STATED EXERCISE: Extract all data as written.

(Data entries)
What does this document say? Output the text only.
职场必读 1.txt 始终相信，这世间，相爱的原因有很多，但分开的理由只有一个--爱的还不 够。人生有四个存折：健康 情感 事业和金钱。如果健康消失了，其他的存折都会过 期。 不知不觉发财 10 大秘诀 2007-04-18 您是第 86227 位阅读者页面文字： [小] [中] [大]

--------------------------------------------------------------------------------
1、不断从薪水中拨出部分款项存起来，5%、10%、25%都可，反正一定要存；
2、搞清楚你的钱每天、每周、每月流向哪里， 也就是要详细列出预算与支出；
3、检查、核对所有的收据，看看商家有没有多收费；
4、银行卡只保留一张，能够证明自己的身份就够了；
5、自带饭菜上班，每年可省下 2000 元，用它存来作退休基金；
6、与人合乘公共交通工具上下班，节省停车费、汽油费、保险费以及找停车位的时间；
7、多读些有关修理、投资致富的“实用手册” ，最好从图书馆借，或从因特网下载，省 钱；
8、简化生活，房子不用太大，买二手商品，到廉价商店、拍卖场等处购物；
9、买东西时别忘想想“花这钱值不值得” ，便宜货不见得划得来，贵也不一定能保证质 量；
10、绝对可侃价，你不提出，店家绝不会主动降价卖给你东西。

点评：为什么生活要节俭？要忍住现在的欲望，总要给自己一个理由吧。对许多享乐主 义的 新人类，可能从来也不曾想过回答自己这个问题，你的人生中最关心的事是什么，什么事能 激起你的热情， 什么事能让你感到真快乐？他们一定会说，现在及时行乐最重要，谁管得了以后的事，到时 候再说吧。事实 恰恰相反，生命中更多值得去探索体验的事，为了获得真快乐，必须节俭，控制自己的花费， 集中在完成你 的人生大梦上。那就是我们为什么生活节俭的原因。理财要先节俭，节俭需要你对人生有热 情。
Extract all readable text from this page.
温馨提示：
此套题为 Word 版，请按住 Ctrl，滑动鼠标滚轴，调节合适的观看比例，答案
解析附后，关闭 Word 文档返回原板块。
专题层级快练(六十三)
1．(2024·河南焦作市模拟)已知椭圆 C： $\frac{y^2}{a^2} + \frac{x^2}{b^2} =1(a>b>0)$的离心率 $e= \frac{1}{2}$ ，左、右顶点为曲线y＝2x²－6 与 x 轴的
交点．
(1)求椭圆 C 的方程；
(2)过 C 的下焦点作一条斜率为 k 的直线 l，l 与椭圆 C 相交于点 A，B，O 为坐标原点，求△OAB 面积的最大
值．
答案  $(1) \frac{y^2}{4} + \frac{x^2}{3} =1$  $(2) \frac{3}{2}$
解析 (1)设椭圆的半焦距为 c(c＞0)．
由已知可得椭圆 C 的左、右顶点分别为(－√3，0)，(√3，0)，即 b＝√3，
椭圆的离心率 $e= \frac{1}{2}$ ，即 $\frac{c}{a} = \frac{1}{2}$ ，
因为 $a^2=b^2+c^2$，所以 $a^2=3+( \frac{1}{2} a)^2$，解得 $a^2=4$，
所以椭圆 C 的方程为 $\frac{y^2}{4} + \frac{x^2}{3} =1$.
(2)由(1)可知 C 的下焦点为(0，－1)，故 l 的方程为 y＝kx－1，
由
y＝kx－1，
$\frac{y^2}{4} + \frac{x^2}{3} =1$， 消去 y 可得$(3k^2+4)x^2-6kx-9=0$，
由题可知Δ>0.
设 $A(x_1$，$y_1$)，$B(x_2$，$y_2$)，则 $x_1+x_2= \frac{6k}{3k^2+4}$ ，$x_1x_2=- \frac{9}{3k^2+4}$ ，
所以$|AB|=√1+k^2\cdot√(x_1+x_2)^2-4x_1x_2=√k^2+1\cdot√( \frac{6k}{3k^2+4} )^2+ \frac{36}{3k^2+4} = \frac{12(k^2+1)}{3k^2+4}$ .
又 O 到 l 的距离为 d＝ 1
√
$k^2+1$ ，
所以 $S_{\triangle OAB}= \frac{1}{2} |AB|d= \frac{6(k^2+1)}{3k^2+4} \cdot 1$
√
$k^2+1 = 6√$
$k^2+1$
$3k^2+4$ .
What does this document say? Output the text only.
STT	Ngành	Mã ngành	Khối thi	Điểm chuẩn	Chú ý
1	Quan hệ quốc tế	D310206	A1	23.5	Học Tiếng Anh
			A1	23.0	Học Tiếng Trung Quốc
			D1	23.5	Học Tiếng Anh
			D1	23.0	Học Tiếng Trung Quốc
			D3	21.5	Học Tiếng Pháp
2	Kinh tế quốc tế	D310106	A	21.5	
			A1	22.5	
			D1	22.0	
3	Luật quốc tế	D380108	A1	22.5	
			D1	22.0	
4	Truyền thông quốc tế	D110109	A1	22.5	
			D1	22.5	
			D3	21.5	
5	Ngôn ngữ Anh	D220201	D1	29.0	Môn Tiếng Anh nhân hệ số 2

OUTPUT BELOW:
What does this document say? Output the text only.
职场必读 1.txt 始终相信，这世间，相爱的原因有很多，但分开的理由只有一个--爱的还不 够。人生有四个存折：健康 情感 事业和金钱。如果健康消失了，其他的存折都会过 期。 不知不觉发财 10 大秘诀 2007-04-18 您是第 86227 位阅读者页面文字： [小] [中] [大]

--------------------------------------------------------------------------------
1、不断从薪水中拨出部分款项存起来，5%、10%、25%都可，反正一定要存；
2、搞清楚你的钱每天、每周、每月流向哪里， 也就是要详细列出预算与支出；
3、检查、核对所有的收据，看看商家有没有多收费；
4、银行卡只保留一张，能够证明自己的身份就够了；
5、自带饭菜上班，每年可省下 2000 元，用它存来作退休基金；
6、与人合乘公共交通工具上下班，节省停车费、汽油费、保险费以及找停车位的时间；
7、多读些有关修理、投资致富的“实用手册” ，最好从图书馆借，或从因特网下载，省 钱；
8、简化生活，房子不用太大，买二手商品，到廉价商店、拍卖场等处购物；
9、买东西时别忘想想“花这钱值不值得” ，便宜货不见得划得来，贵也不一定能保证质 量；
10、绝对可侃价，你不提出，店家绝不会主动降价卖给你东西。

点评：为什么生活要节俭？要忍住现在的欲望，总要给自己一个理由吧。对许多享乐主 义的 新人类，可能从来也不曾想过回答自己这个问题，你的人生中最关心的事是什么，什么事能 激起你的热情， 什么事能让你感到真快乐？他们一定会说，现在及时行乐最重要，谁管得了以后的事，到时 候再说吧。事实 恰恰相反，生命中更多值得去探索体验的事，为了获得真快乐，必须节俭，控制自己的花费， 集中在完成你 的人生大梦上。那就是我们为什么生活节俭的原因。理财要先节俭，节俭需要你对人生有热 情。
Extract all readable text from this page.
温馨提示：
此套题为 Word 版，请按住 Ctrl，滑动鼠标滚轴，调节合适的观看比例，答案
解析附后，关闭 Word 文档返回原板块。
专题层级快练(六十三)
1．(2024·河南焦作市模拟)已知椭圆 C： $\frac{y^2}{a^2} + \frac{x^2}{b^2} =1(a>b>0)$的离心率 $e= \frac{1}{2}$ ，左、右顶点为曲线y＝2x²－6 与 x 轴的
交点．
(1)求椭圆 C 的方程；
(2)过 C 的下焦点作一条斜率为 k 的直线 l，l 与椭圆 C 相交于点 A，B，O 为坐标原点，求△OAB 面积的最大
值．
答案  $(1) \frac{y^2}{4} + \frac{x^2}{3} =1$  $(2) \frac{3}{2}$
解析 (1)设椭圆的半焦距为 c(c＞0)．
由已知可得椭圆 C 的左、右顶点分别为(－√3，0)，(√3，0)，即 b＝√3，
椭圆的离心率 $e= \frac{1}{2}$ ，即 $\frac{c}{a} = \frac{1}{2}$ ，
因为 $a^2=b^2+c^2$，所以 $a^2=3+( \frac{1}{2} a)^2$，解得 $a^2=4$，
所以椭圆 C 的方程为 $\frac{y^2}{4} + \frac{x^2}{3} =1$.
(2)由(1)可知 C 的下焦点为(0，－1)，故 l 的方程为 y＝kx－1，
由
y＝kx－1，
$\frac{y^2}{4} + \frac{x^2}{3} =1$， 消去 y 可得$(3k^2+4)x^2-6kx-9=0$，
由题可知Δ>0.
设 $A(x_1$，$y_1$)，$B(x_2$，$y_2$)，则 $x_1+x_2= \frac{6k}{3k^2+4}$ ，$x_1x_2=- \frac{9}{3k^2+4}$ ，
所以$|AB|=√1+k^2\cdot√(x_1+x_2)^2-4x_1x_2=√k^2+1\cdot√( \frac{6k}{3k^2+4} )^2+ \frac{36}{3k^2+4} = \frac{12(k^2+1)}{3k^2+4}$ .
又 O 到 l 的距离为 d＝ 1
√
$k^2+1$ ，
所以 $S_{\triangle OAB}= \frac{1}{2} |AB|d= \frac{6(k^2+1)}{3k^2+4} \cdot 1$
√
$k^2+1 = 6√$
$k^2+1$
$3k^2+4$ .
What does this document say? Output the text only.
STT	Ngành	Mã ngành	Khối thi	Điểm chuẩn	Chú ý
1	Quan hệ quốc tế	D310206	A1	23.5	Học Tiếng Anh
			A1	23.0	Học Tiếng Trung Quốc
			D1	23.5	Học Tiếng Anh
			D1	23.0	Học Tiếng Trung Quốc
			D3	21.5	Học Tiếng Pháp
2	Kinh tế quốc tế	D310106	A	21.5	
			A1	22.5	
			D1	22.0	
3	Luật quốc tế	D380108	A1	22.5	
			D1	22.0	
4	Truyền thông quốc tế	D110109	A1	22.5	
			D1	22.5	
			D3	21.5	
5	Ngôn ngữ Anh	D220201	D1	29.0	Môn Tiếng Anh nhân hệ số 2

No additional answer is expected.